PROBLEM TO WORK ON ->
Pick out each line of the records in which the word "points" appears.

SUPPLIED INFORMATION ->
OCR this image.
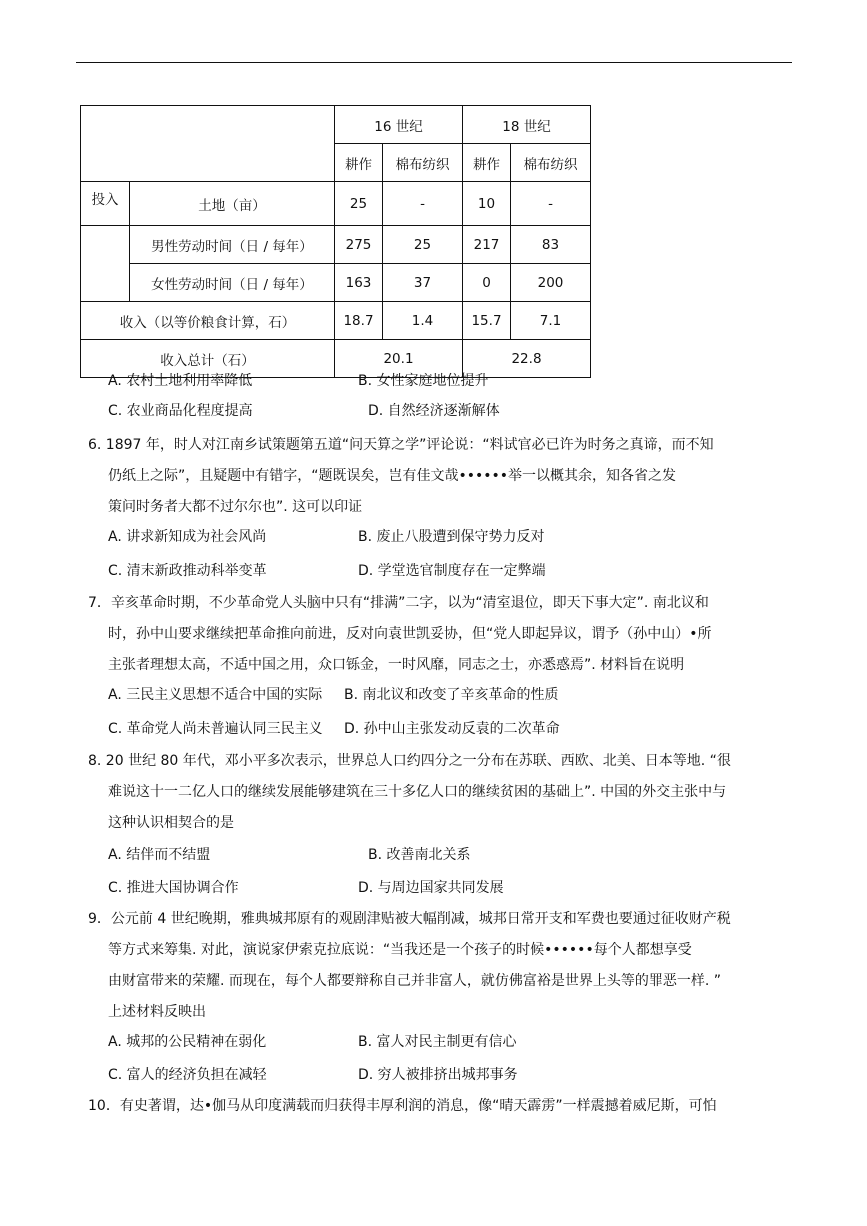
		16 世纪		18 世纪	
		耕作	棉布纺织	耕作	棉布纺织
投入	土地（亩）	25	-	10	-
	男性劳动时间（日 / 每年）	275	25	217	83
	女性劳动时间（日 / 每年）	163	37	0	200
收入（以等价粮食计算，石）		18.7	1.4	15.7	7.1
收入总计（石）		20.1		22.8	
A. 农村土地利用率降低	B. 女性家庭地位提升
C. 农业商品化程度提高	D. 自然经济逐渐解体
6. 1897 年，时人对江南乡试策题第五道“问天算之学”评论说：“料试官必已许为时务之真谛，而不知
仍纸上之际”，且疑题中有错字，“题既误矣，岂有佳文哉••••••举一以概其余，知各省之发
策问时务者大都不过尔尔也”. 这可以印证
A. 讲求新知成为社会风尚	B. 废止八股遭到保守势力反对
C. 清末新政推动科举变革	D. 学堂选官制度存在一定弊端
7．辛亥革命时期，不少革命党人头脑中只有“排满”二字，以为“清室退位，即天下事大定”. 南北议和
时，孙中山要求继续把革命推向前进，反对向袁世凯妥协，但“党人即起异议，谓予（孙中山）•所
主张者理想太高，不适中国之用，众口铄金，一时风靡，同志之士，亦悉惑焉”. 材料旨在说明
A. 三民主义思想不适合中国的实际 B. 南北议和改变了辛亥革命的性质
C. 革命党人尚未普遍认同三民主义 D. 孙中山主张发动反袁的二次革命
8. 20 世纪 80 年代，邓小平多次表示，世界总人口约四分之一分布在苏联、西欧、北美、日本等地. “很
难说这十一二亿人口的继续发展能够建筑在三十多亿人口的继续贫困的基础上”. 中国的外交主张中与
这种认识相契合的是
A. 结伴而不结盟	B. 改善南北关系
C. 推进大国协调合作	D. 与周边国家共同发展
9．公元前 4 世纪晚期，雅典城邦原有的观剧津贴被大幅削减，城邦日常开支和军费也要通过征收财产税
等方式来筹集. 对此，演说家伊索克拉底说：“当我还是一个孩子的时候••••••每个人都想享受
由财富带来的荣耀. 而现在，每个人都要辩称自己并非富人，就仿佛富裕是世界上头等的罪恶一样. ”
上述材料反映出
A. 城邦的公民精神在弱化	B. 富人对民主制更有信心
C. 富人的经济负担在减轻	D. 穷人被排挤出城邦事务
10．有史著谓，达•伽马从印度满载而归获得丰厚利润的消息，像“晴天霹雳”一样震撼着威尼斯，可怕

--

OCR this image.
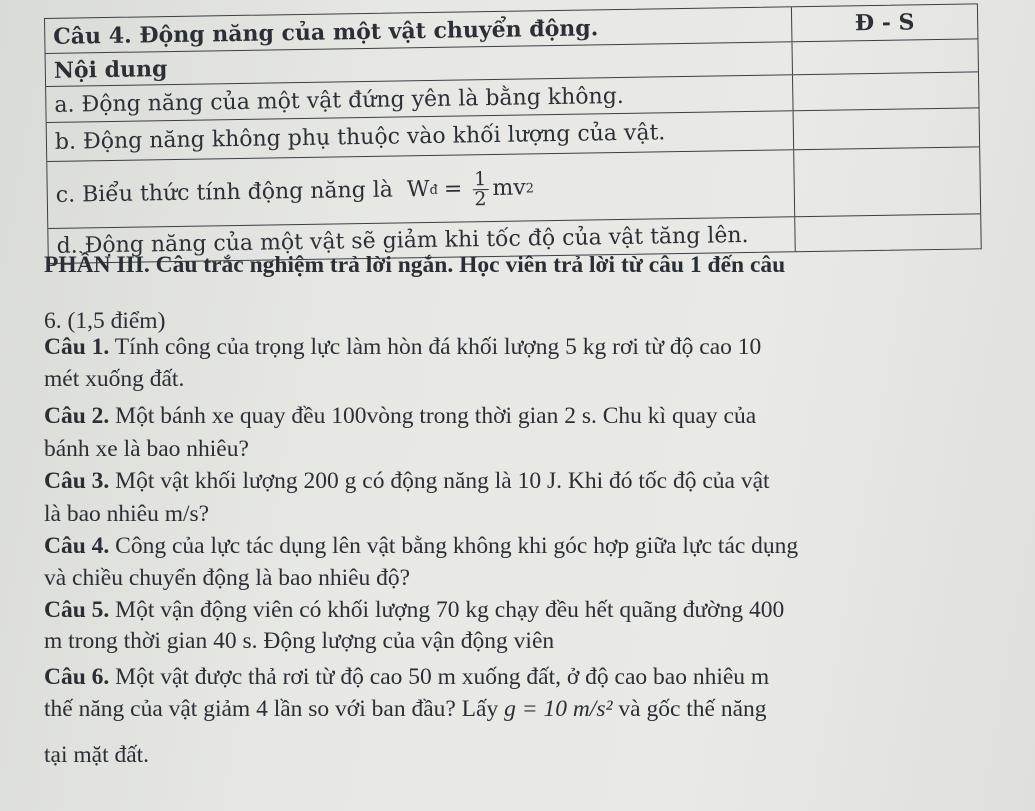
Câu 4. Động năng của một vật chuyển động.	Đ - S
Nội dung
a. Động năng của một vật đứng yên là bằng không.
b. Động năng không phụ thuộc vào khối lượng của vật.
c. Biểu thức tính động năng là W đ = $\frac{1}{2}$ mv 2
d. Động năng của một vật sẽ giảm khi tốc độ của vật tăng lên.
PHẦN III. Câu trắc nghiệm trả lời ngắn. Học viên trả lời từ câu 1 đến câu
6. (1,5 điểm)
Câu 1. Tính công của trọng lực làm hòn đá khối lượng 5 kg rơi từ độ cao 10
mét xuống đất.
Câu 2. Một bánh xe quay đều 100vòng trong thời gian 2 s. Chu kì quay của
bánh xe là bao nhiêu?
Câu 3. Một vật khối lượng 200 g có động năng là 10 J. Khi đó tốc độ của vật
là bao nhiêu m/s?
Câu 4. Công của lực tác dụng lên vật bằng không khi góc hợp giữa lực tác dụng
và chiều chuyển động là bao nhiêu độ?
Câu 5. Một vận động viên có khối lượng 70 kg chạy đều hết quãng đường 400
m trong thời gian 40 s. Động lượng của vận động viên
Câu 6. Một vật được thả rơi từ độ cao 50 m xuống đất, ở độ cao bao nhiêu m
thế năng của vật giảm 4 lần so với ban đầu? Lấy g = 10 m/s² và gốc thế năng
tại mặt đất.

---

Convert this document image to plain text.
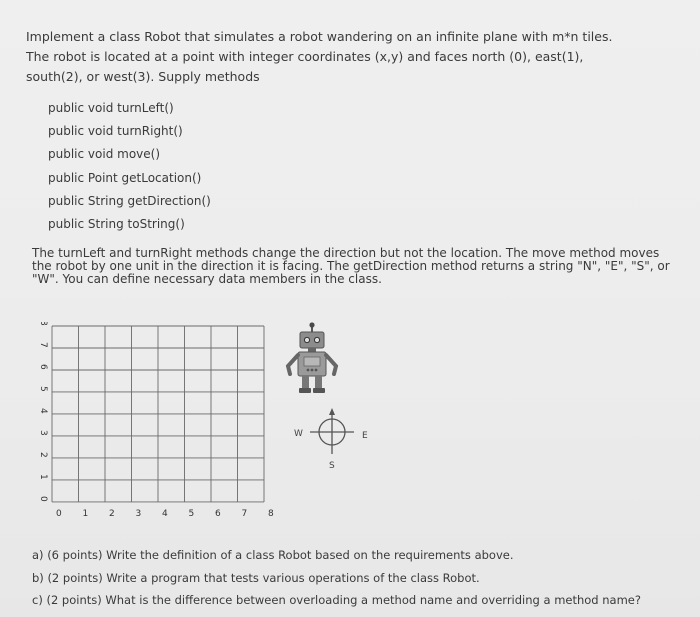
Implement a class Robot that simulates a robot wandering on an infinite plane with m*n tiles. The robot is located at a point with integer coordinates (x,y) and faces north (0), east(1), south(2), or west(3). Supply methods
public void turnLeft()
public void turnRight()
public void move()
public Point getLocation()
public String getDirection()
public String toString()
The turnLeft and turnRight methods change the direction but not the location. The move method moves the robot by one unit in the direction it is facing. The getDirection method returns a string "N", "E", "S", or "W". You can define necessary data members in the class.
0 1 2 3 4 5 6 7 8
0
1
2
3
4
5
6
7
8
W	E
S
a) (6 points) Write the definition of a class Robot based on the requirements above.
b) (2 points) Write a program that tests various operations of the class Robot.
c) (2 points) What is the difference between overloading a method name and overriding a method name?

FINAL ANSWER ->
a) (6 points) Write the definition of a class Robot based on the requirements above.
b) (2 points) Write a program that tests various operations of the class Robot.
c) (2 points) What is the difference between overloading a method name and overriding a method name?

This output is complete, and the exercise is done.